Extract every line that contains the word "ylabel".

● **Materials provided**
==*==
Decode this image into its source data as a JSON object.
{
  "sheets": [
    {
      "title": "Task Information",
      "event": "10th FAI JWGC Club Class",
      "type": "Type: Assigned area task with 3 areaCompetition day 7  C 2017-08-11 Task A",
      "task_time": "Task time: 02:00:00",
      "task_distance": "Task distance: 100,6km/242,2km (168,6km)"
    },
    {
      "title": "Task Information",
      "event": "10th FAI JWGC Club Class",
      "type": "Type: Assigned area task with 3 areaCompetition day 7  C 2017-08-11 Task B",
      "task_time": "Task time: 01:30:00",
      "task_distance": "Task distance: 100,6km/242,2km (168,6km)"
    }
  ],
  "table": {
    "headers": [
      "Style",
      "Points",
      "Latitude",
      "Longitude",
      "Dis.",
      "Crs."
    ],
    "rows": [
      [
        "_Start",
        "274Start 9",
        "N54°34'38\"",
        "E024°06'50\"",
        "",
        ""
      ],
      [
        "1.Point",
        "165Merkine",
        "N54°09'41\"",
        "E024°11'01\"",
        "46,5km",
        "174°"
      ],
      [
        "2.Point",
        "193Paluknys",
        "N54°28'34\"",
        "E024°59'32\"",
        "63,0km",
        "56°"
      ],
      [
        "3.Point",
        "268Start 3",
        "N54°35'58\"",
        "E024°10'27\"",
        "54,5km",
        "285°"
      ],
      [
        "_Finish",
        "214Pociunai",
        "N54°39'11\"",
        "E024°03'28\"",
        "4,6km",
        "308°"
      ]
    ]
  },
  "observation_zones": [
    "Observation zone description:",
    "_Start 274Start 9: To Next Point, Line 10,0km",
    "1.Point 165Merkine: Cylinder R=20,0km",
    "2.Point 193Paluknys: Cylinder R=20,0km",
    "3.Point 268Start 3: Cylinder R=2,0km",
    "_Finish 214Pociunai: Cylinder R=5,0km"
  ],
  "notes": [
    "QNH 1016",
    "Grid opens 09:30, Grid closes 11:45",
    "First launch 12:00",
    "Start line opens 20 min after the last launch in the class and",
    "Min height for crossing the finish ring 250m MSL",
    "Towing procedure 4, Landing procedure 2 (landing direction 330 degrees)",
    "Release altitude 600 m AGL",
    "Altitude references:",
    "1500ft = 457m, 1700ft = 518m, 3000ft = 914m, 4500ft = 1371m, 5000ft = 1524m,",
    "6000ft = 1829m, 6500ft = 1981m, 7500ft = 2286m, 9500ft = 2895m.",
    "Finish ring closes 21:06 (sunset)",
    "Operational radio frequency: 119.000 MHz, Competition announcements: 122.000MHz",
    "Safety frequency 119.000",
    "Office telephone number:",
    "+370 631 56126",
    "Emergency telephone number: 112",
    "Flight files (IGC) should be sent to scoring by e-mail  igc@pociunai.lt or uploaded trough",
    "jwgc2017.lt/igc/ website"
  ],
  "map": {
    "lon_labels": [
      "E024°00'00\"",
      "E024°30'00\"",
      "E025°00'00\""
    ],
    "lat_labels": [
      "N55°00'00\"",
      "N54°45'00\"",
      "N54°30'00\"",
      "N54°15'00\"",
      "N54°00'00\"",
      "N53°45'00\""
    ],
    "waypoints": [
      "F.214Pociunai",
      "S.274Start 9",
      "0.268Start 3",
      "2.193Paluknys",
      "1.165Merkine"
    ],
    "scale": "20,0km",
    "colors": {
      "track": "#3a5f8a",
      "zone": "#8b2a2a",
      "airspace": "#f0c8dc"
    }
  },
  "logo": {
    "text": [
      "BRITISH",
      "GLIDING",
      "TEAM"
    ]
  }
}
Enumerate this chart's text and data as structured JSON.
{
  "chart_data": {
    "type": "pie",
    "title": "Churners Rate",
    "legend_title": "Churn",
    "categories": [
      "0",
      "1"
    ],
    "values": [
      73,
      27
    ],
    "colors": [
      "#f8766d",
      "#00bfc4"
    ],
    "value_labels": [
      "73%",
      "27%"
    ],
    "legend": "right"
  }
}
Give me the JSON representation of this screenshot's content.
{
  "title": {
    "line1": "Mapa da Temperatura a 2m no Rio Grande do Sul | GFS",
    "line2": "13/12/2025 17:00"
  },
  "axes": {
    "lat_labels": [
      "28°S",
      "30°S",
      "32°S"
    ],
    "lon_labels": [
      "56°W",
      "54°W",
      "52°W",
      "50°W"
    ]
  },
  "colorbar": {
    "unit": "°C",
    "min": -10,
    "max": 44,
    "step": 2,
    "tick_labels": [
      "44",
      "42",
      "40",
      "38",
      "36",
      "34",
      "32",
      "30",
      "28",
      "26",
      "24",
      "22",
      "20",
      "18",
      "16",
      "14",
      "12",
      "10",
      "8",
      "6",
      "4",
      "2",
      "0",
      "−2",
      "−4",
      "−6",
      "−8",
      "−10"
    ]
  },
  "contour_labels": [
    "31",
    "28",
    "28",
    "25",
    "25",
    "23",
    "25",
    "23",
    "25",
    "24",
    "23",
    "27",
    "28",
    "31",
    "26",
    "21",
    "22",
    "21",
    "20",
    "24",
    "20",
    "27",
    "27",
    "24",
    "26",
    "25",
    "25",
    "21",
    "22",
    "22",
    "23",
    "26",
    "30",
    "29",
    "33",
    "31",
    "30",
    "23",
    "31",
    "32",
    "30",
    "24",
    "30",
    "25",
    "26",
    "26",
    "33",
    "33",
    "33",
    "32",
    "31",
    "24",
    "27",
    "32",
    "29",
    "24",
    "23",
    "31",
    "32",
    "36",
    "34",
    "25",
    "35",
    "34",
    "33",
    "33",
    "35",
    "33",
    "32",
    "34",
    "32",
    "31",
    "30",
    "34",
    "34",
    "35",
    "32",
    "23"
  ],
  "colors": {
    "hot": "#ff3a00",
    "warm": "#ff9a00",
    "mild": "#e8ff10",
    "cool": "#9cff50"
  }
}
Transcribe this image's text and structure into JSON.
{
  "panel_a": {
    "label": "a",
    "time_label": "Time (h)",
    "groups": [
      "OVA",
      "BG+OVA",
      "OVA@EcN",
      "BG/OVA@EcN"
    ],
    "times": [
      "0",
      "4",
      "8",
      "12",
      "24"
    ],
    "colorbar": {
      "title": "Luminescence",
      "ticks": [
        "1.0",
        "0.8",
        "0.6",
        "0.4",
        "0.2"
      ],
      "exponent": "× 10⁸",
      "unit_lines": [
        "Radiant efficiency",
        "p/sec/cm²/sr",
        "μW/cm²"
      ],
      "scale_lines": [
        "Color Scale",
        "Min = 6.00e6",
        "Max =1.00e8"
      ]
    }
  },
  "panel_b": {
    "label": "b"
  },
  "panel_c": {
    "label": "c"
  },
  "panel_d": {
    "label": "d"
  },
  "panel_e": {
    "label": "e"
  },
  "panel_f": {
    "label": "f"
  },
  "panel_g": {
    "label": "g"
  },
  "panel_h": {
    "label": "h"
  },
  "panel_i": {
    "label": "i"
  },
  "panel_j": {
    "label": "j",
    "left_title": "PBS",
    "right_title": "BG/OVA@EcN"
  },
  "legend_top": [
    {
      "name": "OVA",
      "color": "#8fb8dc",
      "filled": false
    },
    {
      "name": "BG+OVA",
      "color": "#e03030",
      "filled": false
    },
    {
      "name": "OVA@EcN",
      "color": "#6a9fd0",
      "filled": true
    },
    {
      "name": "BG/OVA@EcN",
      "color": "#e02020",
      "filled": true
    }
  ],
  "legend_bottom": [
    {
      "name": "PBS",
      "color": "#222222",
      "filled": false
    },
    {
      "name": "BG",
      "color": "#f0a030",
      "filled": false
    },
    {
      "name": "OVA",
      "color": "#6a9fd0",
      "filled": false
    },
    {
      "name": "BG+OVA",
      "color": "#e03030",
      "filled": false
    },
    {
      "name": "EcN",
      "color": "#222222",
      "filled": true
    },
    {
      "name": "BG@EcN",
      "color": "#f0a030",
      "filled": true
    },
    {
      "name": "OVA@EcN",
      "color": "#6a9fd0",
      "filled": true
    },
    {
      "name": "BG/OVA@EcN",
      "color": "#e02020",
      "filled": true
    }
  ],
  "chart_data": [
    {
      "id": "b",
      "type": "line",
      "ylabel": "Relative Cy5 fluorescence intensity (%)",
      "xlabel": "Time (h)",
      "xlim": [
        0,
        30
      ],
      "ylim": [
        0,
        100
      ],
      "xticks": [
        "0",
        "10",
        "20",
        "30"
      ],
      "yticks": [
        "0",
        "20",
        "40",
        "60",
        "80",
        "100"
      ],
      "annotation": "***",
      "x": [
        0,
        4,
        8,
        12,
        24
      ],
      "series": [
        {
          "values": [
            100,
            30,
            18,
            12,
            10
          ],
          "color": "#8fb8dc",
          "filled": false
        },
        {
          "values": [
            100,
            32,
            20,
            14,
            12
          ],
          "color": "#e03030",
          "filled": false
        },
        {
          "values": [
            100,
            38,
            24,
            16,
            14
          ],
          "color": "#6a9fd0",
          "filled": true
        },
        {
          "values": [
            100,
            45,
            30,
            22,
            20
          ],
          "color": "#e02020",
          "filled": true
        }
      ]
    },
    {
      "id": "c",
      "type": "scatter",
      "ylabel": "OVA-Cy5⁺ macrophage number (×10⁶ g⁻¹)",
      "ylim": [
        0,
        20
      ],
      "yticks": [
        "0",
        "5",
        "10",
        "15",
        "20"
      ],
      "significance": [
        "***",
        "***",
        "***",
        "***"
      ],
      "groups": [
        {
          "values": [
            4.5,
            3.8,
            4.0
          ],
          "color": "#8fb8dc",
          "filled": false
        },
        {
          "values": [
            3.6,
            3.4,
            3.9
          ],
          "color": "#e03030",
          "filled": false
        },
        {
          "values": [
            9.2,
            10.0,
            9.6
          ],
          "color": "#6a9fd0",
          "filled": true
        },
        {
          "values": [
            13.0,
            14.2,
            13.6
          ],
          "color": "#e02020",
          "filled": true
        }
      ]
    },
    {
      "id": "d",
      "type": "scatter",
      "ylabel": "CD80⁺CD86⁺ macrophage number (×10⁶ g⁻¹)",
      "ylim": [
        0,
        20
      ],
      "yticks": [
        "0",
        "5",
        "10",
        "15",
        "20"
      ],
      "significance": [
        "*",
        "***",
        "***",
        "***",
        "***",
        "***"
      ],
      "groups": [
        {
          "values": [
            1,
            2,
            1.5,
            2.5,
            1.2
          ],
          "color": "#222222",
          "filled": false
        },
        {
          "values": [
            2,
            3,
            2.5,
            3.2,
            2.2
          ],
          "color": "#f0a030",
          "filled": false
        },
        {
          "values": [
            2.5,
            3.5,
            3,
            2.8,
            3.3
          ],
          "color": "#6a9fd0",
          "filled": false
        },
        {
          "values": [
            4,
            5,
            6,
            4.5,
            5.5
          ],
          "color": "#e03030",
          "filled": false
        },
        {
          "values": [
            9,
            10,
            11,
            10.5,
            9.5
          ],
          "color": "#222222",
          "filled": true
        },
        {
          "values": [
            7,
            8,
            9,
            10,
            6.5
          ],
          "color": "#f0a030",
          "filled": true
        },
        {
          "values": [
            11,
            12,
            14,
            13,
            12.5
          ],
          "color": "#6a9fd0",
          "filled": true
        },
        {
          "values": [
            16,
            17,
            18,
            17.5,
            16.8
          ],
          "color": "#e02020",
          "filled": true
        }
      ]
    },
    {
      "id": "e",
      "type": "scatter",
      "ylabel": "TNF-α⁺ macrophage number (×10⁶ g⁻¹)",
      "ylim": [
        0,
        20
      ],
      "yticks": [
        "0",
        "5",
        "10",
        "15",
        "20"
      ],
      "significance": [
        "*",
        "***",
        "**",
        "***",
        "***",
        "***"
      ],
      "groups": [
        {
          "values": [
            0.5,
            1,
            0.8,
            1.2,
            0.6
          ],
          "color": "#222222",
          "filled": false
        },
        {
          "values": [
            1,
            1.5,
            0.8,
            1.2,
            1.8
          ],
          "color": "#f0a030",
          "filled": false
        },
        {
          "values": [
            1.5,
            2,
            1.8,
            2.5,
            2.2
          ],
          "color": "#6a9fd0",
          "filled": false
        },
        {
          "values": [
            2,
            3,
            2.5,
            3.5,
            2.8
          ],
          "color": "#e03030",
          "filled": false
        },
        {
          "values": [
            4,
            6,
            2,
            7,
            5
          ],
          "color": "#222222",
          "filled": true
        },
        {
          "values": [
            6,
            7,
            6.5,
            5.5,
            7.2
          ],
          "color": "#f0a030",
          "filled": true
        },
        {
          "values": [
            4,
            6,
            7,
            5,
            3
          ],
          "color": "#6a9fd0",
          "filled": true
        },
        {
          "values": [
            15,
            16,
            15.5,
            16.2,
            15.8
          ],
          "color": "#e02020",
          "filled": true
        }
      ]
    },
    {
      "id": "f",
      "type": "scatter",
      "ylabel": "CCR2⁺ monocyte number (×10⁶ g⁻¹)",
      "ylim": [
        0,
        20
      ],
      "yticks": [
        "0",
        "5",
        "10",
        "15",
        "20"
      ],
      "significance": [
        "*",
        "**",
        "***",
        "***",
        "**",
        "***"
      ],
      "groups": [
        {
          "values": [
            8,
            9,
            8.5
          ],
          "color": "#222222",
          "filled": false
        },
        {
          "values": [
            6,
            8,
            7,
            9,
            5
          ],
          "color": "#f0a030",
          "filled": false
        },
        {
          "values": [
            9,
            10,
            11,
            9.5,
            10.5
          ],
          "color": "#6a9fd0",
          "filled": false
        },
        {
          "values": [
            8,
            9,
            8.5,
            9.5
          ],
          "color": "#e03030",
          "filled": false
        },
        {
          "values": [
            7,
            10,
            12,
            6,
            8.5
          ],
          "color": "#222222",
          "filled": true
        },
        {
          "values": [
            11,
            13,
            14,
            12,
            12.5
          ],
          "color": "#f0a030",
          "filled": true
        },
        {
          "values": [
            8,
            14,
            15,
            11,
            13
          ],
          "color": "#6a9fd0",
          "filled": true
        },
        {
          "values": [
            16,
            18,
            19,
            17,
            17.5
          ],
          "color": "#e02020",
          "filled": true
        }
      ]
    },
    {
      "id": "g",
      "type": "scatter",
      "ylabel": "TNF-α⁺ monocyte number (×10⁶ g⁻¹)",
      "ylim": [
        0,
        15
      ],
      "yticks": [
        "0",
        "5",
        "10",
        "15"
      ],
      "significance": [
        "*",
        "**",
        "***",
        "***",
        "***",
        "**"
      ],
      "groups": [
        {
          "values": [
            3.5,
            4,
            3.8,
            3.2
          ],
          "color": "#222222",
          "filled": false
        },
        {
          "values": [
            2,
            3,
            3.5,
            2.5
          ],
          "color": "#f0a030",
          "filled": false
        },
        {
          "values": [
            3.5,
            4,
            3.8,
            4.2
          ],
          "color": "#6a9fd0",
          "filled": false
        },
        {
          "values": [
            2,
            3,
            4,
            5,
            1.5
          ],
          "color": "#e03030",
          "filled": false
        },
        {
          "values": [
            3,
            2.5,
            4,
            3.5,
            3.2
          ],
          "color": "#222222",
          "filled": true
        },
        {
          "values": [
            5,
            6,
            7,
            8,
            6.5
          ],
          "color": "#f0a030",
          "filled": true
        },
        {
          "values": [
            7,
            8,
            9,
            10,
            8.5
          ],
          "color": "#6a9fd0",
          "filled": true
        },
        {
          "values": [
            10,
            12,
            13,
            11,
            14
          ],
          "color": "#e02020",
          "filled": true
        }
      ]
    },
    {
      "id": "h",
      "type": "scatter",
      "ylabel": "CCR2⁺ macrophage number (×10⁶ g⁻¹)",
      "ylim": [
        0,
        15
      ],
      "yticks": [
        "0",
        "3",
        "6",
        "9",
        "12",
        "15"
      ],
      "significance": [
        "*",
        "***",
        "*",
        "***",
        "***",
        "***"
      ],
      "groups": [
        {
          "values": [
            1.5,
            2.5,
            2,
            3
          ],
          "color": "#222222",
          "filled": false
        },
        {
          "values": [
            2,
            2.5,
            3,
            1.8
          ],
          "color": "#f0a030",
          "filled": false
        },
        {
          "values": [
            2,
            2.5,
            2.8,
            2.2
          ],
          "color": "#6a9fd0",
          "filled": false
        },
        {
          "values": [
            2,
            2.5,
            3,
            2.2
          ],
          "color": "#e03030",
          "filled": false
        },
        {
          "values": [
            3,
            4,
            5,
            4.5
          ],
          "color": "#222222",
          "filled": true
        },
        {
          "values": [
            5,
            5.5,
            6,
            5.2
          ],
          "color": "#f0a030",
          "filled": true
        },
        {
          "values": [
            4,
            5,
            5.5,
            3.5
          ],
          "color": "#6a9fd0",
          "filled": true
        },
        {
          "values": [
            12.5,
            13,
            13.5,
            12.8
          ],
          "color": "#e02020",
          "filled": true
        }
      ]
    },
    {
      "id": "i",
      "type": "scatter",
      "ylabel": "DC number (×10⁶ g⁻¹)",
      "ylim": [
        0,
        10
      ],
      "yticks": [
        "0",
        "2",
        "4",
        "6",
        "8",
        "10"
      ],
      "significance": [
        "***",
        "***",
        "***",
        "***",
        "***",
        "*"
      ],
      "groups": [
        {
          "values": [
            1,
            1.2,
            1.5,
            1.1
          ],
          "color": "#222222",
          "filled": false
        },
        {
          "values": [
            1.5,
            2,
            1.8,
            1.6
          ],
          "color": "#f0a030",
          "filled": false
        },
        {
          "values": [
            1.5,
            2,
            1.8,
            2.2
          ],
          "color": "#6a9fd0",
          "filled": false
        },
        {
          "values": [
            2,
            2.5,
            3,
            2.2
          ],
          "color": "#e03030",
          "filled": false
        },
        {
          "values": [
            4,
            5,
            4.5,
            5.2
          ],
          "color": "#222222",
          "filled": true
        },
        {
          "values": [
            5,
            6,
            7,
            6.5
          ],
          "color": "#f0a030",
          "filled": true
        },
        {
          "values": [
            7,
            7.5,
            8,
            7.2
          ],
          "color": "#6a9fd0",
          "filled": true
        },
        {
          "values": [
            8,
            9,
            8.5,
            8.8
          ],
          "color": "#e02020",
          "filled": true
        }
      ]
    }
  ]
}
==*==
● **Result of the task**
      "ylabel": "Relative Cy5 fluorescence intensity (%)",
      "ylabel": "OVA-Cy5⁺ macrophage number (×10⁶ g⁻¹)",
      "ylabel": "CD80⁺CD86⁺ macrophage number (×10⁶ g⁻¹)",
      "ylabel": "TNF-α⁺ macrophage number (×10⁶ g⁻¹)",
      "ylabel": "CCR2⁺ monocyte number (×10⁶ g⁻¹)",
      "ylabel": "TNF-α⁺ monocyte number (×10⁶ g⁻¹)",
      "ylabel": "CCR2⁺ macrophage number (×10⁶ g⁻¹)",
      "ylabel": "DC number (×10⁶ g⁻¹)",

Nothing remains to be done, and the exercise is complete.